Retype the lines below verbatim, from the first line through the line containing "toolbar-separator: [241, 16, 242, 48]", with both ends included.

BEGIN Source data

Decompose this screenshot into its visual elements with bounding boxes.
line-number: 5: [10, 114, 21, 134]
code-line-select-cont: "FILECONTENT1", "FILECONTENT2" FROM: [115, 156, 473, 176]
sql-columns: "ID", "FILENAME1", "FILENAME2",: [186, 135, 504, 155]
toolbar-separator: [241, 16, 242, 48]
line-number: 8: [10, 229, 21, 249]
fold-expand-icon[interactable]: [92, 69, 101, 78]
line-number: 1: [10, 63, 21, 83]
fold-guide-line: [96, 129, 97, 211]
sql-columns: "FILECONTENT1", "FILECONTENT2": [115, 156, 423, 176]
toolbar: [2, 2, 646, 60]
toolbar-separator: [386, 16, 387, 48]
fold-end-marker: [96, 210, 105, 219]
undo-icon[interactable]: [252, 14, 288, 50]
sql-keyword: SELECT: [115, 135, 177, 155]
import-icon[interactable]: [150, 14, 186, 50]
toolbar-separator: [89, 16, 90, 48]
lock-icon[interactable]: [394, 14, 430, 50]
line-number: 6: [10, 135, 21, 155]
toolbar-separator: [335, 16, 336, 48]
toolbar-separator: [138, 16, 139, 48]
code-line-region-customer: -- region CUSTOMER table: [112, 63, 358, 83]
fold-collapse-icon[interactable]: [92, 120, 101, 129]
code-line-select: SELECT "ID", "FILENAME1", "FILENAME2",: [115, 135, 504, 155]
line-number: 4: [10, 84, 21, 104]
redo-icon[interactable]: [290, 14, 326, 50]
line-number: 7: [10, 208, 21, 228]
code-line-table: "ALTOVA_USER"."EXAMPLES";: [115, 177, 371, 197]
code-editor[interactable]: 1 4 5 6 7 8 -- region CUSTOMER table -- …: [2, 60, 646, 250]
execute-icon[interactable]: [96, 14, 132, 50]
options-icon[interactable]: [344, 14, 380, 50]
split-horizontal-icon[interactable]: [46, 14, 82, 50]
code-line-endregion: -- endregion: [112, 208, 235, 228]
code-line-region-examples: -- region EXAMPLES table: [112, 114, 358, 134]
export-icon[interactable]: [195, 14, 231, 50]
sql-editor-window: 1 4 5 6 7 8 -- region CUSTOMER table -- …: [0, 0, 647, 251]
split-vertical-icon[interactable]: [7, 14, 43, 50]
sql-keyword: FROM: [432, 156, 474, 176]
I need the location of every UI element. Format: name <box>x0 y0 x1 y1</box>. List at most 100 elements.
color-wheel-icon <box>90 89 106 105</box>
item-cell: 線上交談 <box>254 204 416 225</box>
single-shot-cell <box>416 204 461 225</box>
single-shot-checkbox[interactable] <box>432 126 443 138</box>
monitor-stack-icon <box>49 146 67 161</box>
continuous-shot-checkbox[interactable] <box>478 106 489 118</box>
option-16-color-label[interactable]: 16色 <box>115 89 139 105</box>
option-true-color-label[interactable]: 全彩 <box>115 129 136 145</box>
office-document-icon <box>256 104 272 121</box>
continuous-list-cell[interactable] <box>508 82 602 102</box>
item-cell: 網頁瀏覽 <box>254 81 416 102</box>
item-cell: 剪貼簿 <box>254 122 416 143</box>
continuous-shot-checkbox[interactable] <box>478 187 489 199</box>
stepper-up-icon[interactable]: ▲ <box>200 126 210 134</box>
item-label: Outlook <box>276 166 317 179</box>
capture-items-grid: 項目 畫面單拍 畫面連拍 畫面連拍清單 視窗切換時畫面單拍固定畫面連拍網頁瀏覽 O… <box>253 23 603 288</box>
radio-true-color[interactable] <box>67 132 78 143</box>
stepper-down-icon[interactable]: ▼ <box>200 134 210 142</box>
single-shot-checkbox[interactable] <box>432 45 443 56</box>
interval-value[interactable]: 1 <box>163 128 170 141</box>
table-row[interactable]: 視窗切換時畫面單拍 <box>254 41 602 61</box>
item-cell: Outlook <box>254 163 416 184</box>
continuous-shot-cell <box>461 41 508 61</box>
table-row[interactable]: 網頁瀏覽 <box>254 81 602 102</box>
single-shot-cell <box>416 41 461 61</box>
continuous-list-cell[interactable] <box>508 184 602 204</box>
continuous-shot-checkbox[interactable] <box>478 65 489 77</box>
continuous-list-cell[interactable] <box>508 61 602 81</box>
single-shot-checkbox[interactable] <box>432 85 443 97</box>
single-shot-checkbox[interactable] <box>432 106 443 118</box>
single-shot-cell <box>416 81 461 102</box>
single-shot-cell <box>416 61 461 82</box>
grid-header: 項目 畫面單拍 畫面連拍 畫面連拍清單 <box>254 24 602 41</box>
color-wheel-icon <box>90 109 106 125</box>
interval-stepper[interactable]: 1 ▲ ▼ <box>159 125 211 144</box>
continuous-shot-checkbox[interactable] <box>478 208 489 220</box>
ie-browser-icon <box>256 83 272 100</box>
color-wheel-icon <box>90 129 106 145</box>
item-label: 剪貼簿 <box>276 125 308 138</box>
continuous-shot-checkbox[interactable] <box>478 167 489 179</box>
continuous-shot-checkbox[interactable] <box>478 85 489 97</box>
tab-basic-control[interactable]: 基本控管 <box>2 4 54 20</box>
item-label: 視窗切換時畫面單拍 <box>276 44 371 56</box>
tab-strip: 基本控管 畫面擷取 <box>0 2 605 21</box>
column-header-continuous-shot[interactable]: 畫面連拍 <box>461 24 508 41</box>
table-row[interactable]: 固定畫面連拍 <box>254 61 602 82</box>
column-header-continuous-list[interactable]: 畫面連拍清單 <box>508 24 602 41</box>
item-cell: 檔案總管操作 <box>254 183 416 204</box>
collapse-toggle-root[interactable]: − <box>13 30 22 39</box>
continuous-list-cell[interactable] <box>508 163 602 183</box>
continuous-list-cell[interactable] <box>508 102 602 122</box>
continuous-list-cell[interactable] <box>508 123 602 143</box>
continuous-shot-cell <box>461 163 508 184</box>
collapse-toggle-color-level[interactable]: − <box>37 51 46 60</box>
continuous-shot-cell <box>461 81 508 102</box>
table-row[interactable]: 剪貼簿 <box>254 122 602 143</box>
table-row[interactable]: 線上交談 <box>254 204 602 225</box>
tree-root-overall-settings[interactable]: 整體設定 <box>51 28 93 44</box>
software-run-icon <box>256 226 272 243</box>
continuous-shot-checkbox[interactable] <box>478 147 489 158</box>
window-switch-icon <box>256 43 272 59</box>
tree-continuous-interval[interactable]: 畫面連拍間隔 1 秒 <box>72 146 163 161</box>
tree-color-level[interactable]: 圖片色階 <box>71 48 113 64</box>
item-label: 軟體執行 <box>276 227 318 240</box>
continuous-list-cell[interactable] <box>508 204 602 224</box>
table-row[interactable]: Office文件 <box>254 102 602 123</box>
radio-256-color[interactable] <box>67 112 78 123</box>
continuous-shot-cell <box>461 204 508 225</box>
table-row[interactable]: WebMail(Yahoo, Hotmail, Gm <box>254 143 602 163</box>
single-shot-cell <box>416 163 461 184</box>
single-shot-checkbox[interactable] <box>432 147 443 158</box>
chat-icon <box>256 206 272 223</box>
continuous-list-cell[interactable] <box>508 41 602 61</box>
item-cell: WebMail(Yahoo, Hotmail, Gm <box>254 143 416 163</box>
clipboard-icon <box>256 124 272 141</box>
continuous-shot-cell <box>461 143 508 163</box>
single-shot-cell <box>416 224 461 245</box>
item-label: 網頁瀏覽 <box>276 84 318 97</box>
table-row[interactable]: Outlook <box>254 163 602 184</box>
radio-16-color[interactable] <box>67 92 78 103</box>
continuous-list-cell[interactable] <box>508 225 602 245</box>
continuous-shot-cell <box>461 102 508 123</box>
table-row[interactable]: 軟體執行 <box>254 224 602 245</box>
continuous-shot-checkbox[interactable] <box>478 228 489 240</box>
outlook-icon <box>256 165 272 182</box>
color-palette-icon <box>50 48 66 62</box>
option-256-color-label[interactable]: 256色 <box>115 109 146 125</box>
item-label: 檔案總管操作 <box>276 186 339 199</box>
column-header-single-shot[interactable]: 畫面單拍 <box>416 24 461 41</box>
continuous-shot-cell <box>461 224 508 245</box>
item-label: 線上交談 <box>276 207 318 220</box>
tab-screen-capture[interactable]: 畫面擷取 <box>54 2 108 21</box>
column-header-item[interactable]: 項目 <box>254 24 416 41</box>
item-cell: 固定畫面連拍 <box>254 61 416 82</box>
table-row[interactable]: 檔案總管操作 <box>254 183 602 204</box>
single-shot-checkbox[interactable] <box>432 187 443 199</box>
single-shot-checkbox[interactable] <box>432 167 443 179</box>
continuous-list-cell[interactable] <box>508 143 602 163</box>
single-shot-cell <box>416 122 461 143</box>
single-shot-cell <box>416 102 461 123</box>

END Source data

**Expected output**
Decompose this screenshot into its visual elements with bounding boxes.
line-number: 5: [10, 114, 21, 134]
code-line-select-cont: "FILECONTENT1", "FILECONTENT2" FROM: [115, 156, 473, 176]
sql-columns: "ID", "FILENAME1", "FILENAME2",: [186, 135, 504, 155]
toolbar-separator: [241, 16, 242, 48]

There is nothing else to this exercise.